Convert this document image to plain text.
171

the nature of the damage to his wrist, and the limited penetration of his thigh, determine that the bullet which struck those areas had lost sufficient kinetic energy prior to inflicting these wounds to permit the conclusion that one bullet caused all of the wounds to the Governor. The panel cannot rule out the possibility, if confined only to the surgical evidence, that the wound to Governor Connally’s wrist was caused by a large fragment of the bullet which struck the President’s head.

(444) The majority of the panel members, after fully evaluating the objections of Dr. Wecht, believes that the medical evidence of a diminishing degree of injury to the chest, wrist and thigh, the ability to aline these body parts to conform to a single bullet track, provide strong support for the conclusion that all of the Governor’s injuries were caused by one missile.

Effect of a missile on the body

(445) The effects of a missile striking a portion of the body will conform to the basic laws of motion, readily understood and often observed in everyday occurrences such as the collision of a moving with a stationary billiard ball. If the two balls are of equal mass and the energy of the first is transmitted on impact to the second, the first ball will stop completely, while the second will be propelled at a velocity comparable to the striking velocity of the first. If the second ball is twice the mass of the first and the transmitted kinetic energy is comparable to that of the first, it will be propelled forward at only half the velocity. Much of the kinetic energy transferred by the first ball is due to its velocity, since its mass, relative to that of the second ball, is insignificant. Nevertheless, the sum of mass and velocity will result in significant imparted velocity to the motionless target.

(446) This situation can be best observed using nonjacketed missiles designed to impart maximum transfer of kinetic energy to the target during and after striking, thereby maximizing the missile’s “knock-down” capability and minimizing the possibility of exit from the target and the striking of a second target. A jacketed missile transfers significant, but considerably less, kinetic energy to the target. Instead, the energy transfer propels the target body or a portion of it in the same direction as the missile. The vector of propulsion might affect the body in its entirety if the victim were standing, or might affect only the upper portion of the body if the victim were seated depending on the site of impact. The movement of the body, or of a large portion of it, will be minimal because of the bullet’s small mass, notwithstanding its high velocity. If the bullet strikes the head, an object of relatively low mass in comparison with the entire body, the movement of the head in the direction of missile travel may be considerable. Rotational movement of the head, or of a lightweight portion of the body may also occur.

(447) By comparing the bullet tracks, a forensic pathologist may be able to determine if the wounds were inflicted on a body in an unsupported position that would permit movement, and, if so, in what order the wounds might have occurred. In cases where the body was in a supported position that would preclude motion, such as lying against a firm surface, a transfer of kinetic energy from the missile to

==

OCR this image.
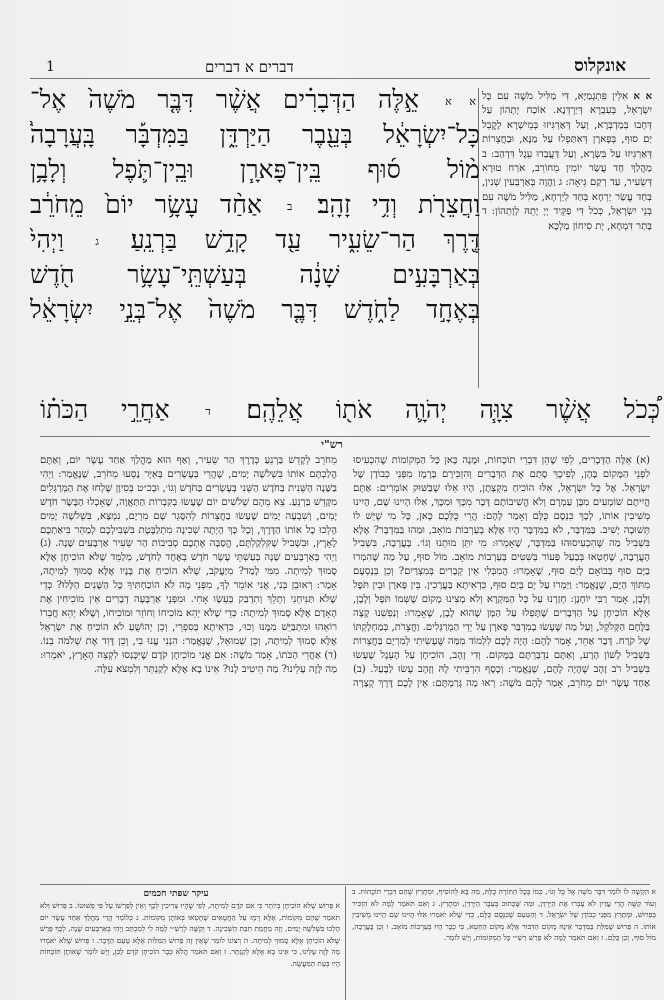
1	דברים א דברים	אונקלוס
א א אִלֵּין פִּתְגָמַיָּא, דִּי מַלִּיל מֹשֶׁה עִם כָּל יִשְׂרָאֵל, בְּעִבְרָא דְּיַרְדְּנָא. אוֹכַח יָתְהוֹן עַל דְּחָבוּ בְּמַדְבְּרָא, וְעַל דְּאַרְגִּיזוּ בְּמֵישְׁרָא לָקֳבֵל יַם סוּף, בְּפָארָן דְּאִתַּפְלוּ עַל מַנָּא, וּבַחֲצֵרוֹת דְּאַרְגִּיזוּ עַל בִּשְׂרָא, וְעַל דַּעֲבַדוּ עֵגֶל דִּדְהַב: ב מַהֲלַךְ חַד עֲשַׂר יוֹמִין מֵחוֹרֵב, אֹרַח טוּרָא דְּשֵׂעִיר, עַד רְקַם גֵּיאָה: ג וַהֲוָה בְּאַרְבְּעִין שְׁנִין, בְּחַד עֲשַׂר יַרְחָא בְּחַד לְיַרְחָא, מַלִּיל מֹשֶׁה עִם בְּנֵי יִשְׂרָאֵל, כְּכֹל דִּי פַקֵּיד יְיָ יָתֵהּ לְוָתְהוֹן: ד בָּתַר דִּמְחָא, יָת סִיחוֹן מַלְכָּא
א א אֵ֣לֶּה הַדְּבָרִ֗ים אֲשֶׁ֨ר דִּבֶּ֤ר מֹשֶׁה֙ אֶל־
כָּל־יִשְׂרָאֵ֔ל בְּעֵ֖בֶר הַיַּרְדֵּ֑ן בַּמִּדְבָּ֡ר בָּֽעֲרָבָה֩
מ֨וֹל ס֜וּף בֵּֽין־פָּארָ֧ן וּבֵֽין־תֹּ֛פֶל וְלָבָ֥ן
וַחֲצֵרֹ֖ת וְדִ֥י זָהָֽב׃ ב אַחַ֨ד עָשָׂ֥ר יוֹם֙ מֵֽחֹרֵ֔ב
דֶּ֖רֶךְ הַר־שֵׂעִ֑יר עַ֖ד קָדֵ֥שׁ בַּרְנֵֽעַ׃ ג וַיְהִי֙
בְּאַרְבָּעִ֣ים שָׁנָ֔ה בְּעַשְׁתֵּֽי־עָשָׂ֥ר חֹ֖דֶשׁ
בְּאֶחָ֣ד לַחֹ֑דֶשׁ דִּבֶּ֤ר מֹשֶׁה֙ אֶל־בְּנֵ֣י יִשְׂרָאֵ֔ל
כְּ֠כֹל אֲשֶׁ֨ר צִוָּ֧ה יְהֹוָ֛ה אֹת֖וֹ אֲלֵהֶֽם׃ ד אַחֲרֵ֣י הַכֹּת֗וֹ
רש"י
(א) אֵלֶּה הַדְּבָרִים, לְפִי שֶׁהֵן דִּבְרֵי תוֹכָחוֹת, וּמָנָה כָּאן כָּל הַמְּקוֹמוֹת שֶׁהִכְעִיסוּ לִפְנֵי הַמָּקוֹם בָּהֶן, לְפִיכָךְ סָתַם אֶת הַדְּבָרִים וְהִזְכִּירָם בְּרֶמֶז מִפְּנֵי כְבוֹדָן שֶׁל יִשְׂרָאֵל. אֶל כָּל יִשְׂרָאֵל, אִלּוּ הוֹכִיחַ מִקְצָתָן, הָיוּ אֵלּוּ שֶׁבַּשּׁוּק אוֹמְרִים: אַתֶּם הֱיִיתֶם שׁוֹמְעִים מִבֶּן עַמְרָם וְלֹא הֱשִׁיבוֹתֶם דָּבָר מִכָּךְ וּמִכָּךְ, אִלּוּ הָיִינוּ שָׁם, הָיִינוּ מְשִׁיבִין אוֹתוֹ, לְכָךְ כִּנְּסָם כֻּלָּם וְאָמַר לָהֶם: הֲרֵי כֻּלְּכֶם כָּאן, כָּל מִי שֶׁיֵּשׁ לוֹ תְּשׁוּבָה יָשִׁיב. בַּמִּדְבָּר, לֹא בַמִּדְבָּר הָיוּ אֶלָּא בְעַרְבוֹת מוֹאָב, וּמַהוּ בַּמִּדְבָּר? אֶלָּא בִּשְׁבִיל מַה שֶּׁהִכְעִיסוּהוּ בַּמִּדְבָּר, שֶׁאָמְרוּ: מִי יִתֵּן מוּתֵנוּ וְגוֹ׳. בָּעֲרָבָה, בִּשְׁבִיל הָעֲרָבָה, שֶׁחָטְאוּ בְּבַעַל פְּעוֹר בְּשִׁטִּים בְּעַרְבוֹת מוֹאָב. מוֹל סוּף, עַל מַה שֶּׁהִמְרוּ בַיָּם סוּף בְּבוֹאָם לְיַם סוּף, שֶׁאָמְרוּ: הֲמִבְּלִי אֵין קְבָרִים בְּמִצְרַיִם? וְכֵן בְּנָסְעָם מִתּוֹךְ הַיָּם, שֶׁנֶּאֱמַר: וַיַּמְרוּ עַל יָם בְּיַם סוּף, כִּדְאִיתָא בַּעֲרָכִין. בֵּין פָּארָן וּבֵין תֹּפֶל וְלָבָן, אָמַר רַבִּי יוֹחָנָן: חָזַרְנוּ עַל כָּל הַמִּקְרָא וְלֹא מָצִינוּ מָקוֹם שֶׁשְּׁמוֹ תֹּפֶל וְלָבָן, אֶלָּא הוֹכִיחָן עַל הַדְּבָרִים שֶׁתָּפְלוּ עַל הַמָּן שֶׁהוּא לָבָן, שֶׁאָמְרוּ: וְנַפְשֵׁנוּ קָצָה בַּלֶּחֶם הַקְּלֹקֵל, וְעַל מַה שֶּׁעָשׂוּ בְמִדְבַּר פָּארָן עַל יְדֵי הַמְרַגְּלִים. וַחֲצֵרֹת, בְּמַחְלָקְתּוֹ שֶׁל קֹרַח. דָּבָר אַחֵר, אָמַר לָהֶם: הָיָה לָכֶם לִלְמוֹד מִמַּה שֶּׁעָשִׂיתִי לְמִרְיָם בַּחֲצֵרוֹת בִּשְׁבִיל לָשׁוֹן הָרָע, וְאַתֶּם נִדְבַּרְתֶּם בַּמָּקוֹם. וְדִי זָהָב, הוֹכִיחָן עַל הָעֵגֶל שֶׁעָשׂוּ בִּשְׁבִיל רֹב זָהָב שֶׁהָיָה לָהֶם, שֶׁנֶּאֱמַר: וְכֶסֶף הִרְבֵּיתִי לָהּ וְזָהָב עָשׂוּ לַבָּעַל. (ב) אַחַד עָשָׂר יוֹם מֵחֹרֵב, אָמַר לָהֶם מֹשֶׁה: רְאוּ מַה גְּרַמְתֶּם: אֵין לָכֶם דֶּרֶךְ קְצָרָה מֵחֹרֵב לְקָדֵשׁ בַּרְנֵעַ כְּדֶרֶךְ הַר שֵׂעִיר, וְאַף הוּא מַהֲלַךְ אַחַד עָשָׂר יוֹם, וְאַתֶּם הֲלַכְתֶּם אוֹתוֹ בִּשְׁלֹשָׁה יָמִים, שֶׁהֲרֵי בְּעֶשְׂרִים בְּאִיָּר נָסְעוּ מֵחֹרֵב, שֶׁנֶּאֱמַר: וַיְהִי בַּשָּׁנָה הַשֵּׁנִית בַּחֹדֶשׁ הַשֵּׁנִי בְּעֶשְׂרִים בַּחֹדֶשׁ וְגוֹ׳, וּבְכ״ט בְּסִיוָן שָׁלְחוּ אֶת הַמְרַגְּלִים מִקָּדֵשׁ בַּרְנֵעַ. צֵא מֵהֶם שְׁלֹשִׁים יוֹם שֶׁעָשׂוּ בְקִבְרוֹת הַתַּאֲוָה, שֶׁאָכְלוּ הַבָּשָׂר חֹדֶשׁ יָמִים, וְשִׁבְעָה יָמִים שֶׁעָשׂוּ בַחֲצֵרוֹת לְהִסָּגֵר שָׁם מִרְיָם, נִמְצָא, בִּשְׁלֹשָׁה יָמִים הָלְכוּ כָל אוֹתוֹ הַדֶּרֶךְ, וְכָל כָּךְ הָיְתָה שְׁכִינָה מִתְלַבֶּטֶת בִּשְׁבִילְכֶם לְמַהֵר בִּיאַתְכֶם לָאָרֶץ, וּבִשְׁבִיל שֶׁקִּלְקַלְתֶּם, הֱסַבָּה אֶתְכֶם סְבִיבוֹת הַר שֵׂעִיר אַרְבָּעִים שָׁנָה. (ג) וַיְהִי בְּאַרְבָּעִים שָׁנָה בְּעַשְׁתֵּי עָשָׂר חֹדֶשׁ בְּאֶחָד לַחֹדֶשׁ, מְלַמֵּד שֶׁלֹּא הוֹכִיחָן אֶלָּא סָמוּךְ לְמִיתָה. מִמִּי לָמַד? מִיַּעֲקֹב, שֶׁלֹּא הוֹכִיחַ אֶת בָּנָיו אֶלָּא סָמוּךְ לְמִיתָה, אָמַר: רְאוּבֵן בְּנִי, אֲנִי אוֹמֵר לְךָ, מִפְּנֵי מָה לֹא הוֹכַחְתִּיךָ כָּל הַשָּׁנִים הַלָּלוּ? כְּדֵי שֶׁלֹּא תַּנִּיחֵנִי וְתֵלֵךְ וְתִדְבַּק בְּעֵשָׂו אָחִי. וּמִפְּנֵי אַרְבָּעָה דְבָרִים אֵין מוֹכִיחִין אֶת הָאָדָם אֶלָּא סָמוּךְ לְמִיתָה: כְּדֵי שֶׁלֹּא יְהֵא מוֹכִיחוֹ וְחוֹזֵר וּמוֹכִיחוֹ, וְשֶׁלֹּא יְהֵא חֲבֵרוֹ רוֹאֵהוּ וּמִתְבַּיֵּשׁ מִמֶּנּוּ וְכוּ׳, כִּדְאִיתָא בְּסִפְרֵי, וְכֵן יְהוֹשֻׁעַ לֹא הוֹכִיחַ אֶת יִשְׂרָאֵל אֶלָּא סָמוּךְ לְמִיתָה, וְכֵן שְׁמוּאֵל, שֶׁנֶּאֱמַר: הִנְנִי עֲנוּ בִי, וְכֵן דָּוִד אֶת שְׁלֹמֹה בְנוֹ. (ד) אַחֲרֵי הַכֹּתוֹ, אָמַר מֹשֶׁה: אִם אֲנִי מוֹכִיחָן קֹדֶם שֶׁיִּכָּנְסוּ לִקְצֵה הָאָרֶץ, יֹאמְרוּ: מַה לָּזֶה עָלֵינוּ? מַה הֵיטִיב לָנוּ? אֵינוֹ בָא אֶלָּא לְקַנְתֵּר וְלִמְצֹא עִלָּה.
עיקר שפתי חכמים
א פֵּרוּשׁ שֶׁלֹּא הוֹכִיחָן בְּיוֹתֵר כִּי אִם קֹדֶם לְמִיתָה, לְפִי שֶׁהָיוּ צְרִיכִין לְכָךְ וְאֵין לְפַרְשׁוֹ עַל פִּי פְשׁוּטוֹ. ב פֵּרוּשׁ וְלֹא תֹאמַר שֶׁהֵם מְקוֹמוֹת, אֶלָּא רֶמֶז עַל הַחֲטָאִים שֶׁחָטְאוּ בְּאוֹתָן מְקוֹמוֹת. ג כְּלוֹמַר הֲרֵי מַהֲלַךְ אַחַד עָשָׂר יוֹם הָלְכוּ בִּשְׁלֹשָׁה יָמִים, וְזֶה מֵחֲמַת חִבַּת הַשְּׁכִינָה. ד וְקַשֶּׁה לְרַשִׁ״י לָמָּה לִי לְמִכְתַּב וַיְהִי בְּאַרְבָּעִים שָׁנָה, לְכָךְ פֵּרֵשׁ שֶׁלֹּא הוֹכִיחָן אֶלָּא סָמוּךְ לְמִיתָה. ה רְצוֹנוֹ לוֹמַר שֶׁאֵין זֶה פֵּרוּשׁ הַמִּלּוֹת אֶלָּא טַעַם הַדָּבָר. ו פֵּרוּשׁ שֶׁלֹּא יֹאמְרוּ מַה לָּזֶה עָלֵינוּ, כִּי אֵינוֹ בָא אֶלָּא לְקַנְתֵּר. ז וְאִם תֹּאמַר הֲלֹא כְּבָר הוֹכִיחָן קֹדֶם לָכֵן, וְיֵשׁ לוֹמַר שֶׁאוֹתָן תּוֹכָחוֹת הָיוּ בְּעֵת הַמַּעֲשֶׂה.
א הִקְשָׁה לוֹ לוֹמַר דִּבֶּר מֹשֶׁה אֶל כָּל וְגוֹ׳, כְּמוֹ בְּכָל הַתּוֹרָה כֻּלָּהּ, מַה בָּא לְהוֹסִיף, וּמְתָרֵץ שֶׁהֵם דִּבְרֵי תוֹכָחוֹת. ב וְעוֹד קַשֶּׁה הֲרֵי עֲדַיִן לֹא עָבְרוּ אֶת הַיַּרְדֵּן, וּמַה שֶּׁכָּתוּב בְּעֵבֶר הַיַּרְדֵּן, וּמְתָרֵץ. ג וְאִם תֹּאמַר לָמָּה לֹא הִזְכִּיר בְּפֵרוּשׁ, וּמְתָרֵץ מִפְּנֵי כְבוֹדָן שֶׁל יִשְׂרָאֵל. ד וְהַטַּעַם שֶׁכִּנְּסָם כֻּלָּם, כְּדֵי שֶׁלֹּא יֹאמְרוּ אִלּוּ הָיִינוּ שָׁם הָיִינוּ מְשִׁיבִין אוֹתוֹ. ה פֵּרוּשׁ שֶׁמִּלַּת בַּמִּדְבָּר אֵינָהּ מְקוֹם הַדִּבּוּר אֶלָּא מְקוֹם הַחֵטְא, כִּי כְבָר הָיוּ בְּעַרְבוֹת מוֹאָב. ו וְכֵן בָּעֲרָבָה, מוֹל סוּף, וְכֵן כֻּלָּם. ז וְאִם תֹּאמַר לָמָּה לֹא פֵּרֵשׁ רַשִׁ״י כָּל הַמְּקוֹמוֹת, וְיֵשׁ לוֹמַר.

--

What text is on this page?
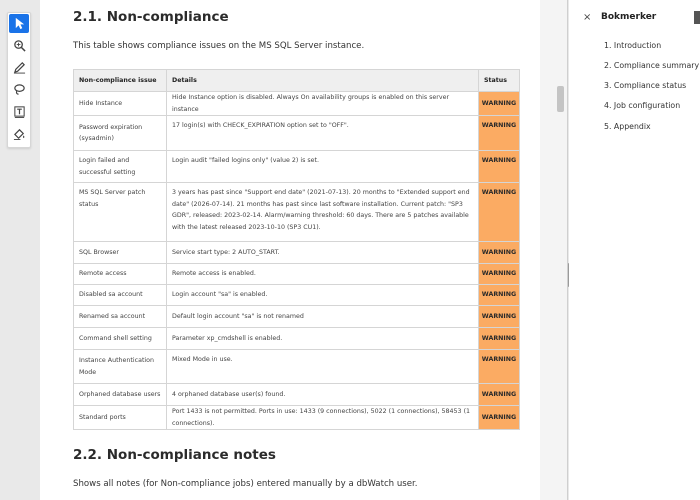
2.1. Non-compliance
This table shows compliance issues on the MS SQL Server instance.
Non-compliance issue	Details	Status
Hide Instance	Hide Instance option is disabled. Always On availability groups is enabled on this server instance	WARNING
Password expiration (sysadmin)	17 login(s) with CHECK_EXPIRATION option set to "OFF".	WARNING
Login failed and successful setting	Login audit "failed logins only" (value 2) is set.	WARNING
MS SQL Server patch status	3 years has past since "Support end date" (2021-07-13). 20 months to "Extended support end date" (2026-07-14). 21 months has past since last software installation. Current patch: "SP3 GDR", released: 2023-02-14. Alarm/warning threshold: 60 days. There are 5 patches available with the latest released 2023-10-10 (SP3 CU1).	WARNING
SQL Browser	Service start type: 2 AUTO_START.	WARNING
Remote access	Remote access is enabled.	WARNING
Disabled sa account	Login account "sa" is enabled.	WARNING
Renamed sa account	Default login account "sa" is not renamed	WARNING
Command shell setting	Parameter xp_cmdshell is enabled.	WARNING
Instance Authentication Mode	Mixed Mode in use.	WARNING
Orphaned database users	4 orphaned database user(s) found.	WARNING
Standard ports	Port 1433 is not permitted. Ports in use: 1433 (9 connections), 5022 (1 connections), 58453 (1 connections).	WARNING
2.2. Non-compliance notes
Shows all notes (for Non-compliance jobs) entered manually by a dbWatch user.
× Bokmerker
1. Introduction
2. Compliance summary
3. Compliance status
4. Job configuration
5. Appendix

WRITTEN REQUEST: Which lines contain the word "setting"? Copy each of them.

WRITTEN ANSWER:
Login failed and successful setting	Login audit "failed logins only" (value 2) is set.	WARNING
Command shell setting	Parameter xp_cmdshell is enabled.	WARNING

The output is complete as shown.